Records follow. Copy every line with "Configuration".

****

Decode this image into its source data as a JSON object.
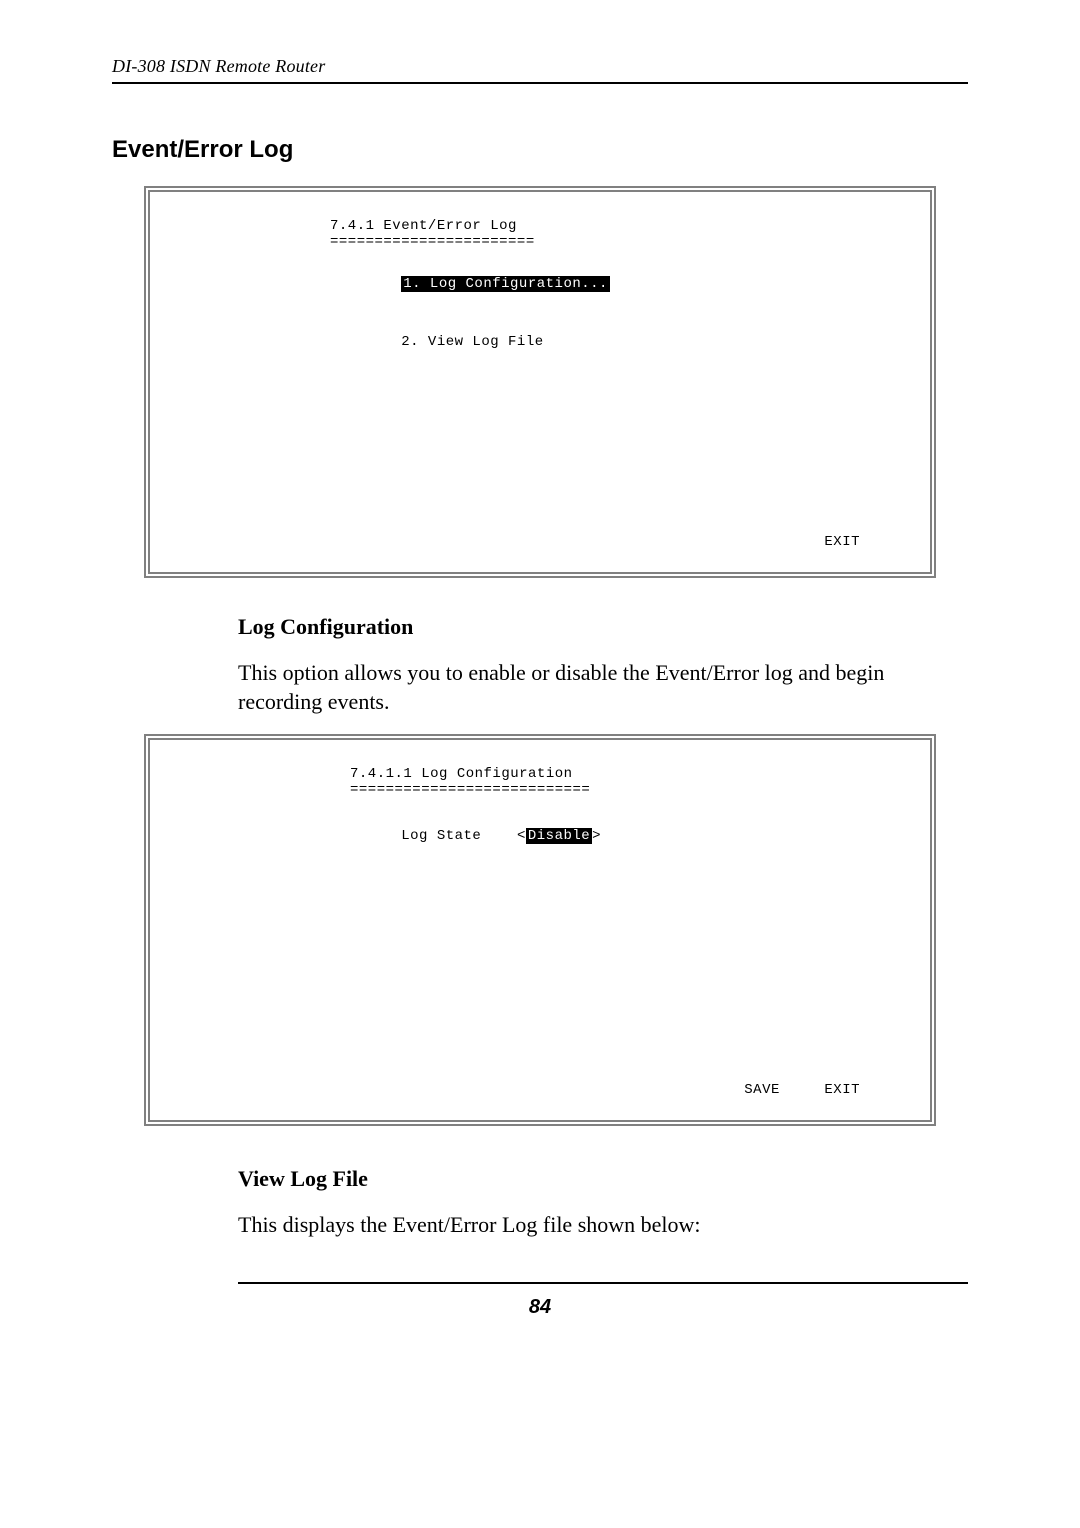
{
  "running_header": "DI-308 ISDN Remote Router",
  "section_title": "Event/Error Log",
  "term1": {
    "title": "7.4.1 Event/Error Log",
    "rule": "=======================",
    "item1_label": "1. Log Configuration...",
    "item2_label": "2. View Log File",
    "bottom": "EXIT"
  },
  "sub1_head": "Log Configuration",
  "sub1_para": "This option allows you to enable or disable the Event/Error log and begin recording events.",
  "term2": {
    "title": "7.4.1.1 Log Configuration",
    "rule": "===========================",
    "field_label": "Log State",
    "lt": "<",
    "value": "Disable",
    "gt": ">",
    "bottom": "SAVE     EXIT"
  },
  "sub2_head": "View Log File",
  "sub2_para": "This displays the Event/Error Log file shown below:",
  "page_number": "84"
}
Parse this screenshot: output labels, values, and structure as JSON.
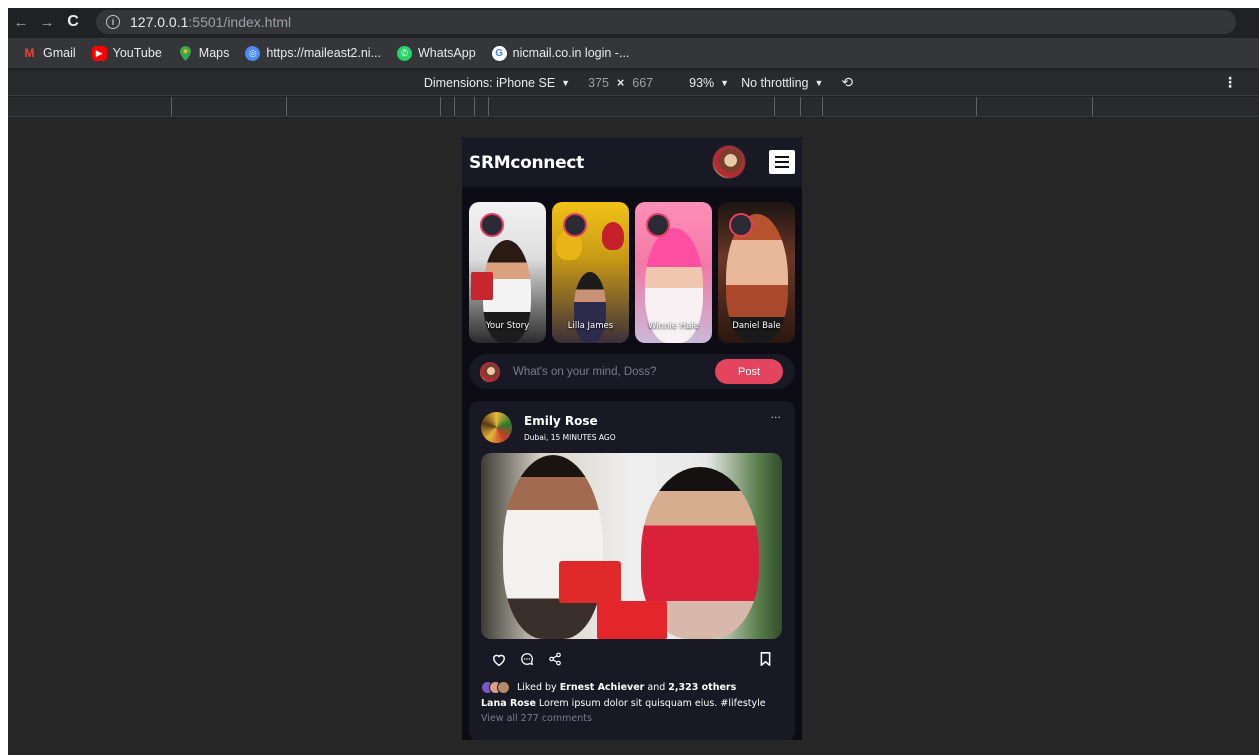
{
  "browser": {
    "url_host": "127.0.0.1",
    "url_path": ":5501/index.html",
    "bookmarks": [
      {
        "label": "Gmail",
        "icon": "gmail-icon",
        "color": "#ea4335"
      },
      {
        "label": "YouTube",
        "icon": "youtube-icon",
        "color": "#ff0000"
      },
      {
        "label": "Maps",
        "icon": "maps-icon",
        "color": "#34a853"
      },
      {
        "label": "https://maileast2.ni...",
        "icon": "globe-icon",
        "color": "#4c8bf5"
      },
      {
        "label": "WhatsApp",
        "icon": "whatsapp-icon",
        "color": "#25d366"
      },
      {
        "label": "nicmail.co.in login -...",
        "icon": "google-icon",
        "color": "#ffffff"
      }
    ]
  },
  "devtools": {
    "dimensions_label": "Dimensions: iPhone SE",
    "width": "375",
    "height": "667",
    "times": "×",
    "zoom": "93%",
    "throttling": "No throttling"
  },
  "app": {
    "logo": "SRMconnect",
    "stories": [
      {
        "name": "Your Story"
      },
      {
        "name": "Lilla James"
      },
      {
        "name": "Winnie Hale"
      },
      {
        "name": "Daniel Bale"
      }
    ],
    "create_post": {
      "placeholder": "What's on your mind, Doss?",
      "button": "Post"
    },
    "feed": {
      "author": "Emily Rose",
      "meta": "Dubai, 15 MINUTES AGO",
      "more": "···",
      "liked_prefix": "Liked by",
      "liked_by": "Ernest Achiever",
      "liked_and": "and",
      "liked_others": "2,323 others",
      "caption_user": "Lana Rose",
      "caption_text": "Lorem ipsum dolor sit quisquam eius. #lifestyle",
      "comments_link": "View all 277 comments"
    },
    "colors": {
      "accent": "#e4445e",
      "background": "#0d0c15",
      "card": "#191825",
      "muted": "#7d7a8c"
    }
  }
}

****

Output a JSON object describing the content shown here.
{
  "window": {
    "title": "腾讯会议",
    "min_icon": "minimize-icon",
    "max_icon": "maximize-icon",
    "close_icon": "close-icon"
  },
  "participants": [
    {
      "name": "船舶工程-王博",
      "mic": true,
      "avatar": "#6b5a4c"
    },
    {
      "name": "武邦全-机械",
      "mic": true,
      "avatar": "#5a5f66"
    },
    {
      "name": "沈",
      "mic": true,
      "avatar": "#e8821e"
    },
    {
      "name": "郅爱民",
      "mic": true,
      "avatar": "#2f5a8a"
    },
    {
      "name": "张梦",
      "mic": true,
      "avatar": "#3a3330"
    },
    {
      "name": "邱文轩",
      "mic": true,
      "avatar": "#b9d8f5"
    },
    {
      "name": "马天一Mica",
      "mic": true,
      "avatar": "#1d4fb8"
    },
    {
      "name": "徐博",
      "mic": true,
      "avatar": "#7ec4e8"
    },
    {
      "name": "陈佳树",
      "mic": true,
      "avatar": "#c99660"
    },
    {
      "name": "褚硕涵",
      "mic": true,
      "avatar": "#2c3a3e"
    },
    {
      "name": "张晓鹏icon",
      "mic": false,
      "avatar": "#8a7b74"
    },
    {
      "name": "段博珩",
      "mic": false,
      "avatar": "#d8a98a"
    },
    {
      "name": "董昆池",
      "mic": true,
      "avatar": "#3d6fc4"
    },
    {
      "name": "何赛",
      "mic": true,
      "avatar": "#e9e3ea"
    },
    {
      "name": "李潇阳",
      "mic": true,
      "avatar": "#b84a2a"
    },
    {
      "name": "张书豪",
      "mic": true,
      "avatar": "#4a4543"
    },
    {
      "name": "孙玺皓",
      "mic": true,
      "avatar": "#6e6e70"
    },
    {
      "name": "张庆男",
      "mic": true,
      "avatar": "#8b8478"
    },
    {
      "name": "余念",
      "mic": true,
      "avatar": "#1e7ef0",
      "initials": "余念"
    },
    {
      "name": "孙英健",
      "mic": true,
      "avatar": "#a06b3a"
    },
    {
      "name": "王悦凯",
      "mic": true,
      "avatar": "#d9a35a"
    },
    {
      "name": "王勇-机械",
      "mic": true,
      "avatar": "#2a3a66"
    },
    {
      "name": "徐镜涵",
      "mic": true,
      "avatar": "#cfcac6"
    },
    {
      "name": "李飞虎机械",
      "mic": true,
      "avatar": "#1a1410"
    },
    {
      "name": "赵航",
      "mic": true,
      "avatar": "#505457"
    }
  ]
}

****

RESPONSE FOR THIS EXERCISE:
    "item1_label": "1. Log Configuration...",
  "sub1_head": "Log Configuration",
    "title": "7.4.1.1 Log Configuration",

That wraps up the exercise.